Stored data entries
*****

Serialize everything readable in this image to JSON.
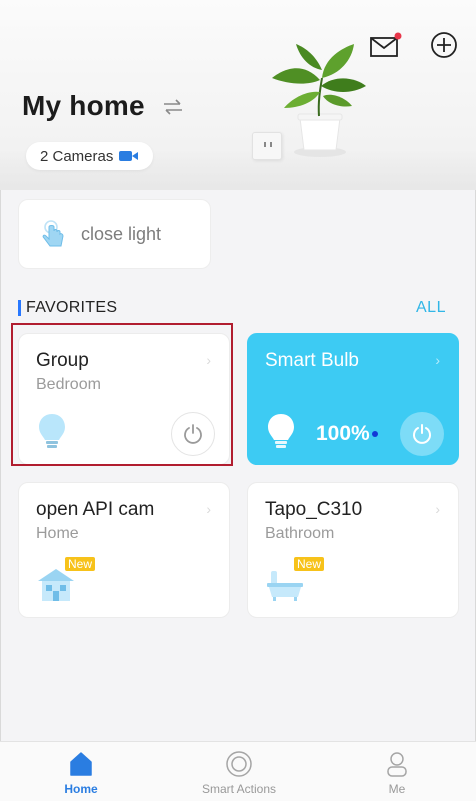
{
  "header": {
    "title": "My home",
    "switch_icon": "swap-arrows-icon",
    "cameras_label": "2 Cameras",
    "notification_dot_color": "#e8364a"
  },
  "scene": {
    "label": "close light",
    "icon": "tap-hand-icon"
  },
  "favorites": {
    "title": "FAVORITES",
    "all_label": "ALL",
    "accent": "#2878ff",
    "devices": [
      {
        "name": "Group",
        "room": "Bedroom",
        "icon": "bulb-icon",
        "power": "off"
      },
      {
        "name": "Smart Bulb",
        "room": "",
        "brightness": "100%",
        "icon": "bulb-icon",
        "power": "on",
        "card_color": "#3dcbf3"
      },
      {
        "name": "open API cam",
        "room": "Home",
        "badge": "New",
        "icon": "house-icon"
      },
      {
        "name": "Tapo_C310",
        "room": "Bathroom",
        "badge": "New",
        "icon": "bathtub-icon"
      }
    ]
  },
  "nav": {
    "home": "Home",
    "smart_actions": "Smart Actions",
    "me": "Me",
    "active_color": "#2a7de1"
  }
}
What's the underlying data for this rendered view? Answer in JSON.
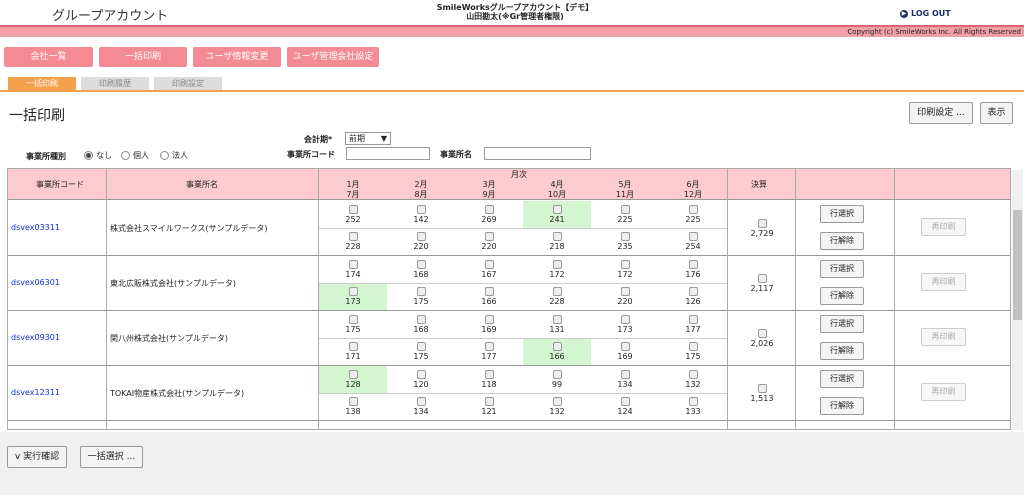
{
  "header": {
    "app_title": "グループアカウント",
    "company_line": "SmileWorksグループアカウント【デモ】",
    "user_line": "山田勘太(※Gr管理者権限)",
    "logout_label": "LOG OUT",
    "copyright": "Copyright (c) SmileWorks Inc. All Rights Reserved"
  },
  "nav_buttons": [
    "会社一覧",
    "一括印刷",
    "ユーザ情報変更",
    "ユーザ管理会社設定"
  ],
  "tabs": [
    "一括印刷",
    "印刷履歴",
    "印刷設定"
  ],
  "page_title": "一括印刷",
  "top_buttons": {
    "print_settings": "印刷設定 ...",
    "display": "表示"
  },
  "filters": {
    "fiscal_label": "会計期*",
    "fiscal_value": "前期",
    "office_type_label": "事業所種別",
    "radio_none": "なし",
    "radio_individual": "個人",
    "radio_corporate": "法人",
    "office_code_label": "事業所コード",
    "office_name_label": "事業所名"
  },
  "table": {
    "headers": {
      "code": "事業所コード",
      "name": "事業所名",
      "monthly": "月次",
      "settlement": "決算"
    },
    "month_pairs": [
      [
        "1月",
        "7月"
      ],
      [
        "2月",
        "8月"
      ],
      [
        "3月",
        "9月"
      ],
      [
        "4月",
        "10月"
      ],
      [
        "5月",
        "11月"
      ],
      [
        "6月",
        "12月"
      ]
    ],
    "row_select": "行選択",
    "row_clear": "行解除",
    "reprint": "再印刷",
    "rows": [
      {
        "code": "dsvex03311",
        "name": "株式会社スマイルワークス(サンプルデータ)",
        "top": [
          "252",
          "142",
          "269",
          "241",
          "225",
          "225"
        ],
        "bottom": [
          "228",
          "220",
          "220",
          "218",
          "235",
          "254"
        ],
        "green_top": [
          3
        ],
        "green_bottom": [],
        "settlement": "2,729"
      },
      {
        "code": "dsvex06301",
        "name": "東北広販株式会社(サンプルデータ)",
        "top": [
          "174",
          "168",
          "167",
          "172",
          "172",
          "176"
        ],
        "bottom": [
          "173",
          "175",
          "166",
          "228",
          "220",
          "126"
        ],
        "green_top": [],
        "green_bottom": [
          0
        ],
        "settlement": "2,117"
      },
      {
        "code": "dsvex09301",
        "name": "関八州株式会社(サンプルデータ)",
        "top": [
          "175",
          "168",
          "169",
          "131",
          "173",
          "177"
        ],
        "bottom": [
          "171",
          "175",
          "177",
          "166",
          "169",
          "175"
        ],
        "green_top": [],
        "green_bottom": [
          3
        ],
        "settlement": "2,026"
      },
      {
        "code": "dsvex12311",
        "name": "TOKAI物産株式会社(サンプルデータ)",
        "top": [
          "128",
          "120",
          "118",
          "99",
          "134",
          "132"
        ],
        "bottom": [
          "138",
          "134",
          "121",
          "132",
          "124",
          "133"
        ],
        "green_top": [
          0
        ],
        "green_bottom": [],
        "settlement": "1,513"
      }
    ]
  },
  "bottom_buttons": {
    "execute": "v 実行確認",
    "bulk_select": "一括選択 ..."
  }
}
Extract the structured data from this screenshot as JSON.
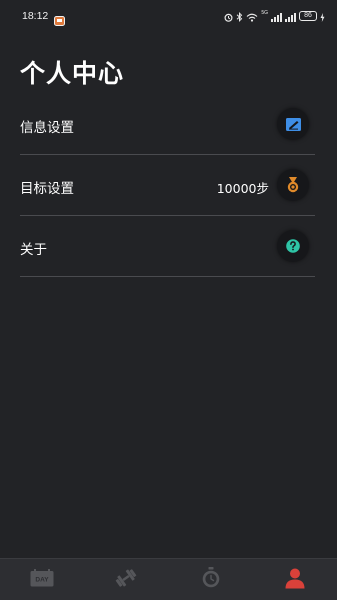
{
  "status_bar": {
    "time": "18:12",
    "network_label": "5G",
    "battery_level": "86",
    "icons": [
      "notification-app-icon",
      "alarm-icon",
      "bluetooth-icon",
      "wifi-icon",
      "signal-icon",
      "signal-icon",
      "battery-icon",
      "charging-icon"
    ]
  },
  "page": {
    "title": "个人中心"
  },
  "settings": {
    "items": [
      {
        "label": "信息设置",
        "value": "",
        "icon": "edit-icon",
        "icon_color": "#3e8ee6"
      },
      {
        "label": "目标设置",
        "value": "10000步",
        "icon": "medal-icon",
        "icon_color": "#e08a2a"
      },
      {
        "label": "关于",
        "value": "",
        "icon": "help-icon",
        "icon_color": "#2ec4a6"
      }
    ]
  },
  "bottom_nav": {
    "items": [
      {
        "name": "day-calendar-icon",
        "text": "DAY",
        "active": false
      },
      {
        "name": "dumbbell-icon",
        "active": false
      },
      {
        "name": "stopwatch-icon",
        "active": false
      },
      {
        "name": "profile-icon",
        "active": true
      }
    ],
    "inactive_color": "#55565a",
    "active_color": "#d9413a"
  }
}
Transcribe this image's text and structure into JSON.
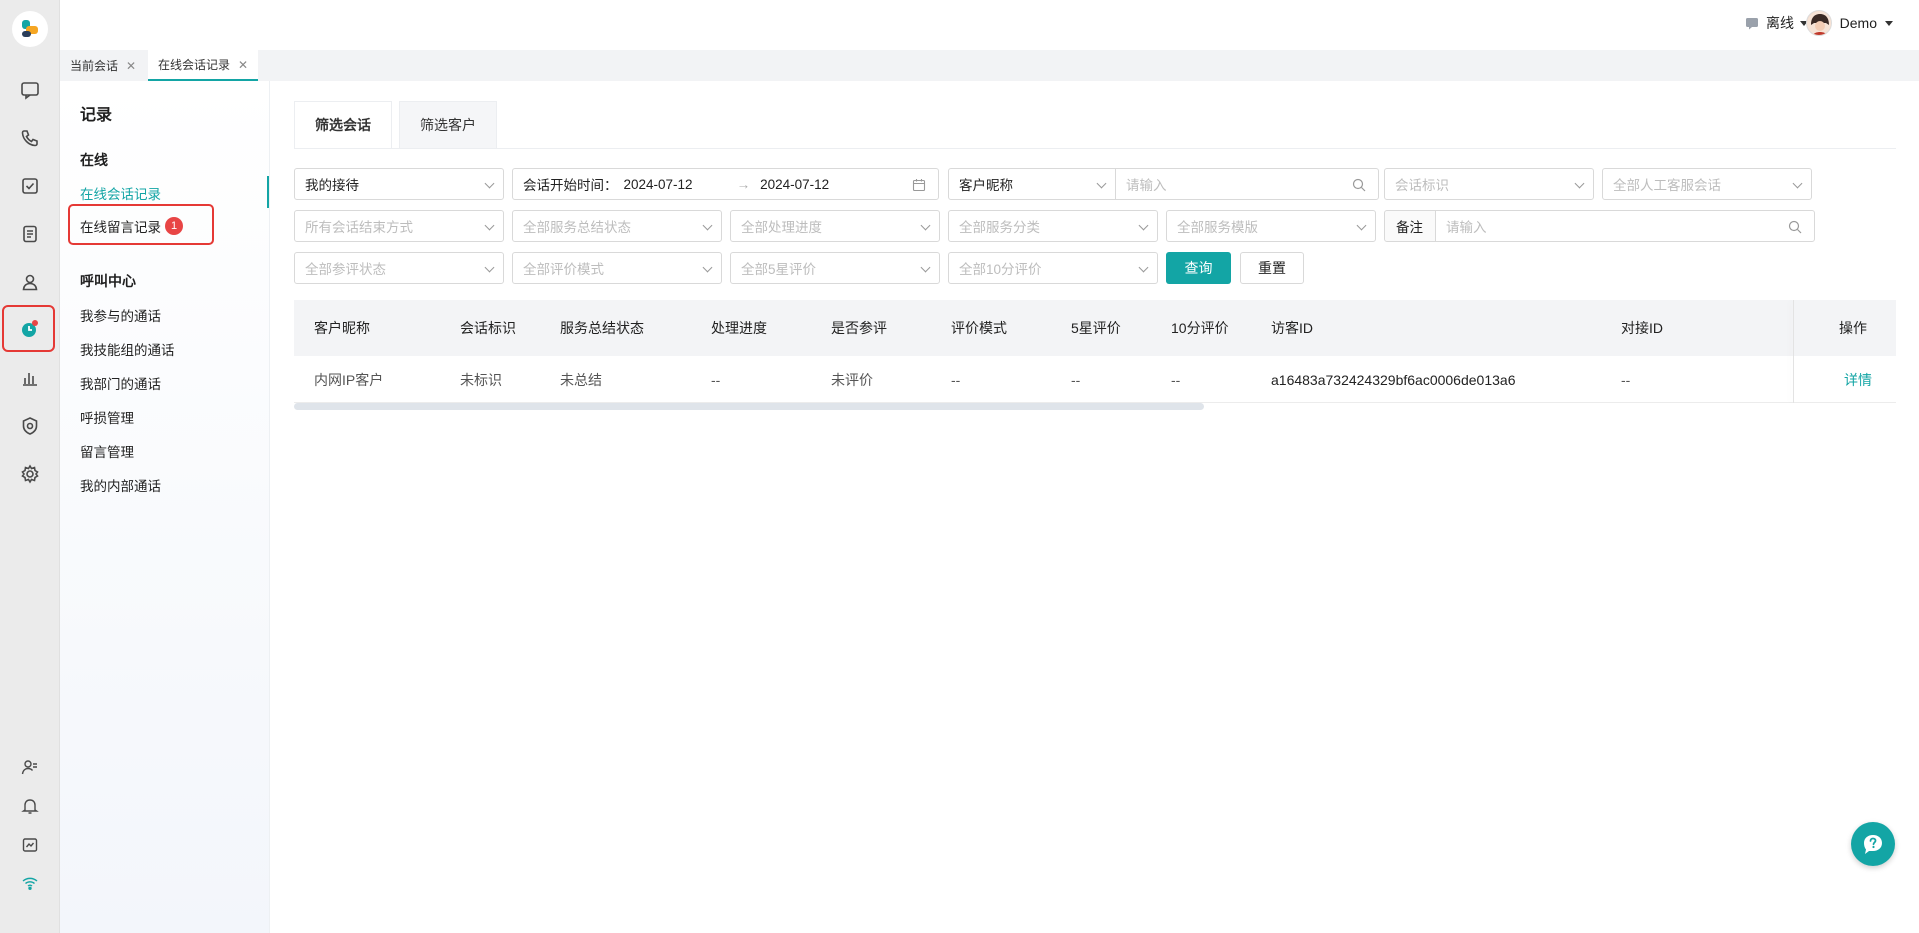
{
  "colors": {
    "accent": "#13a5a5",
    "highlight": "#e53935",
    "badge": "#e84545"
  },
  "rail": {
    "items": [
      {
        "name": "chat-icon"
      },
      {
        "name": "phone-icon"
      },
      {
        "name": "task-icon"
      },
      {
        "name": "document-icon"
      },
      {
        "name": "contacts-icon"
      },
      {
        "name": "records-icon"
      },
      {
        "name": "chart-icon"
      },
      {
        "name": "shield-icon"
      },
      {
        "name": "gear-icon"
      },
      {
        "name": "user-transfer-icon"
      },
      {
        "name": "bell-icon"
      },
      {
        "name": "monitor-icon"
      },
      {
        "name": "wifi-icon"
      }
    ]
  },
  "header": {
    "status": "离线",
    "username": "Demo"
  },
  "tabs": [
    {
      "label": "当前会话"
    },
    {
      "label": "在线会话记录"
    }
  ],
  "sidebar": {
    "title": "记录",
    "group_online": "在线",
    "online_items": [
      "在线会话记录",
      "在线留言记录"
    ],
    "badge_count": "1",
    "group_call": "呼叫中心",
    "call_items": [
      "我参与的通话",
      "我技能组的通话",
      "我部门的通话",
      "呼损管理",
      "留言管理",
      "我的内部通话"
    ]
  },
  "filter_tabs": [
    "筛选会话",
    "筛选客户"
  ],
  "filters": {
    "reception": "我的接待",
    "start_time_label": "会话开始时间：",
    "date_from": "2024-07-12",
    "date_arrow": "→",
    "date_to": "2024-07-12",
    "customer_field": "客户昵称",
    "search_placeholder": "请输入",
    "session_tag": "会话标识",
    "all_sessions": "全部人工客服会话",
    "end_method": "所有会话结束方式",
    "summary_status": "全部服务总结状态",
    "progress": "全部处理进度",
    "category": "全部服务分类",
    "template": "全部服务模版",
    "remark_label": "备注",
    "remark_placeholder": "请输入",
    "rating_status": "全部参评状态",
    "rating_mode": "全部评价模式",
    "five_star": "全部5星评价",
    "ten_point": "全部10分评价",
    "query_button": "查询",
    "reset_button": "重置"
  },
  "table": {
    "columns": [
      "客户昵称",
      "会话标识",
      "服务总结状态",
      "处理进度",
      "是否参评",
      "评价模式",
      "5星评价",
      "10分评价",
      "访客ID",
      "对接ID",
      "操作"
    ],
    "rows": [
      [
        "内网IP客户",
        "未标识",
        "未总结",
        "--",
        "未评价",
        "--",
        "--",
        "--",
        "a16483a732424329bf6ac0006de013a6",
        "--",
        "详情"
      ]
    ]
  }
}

*****

--- AIM OF THE TASK ---
Track down all lines above with the string "Smart" and copy them.

--- FINISHED ANSWER ---
        "name": "Smart Bulb",
    "smart_actions": "Smart Actions",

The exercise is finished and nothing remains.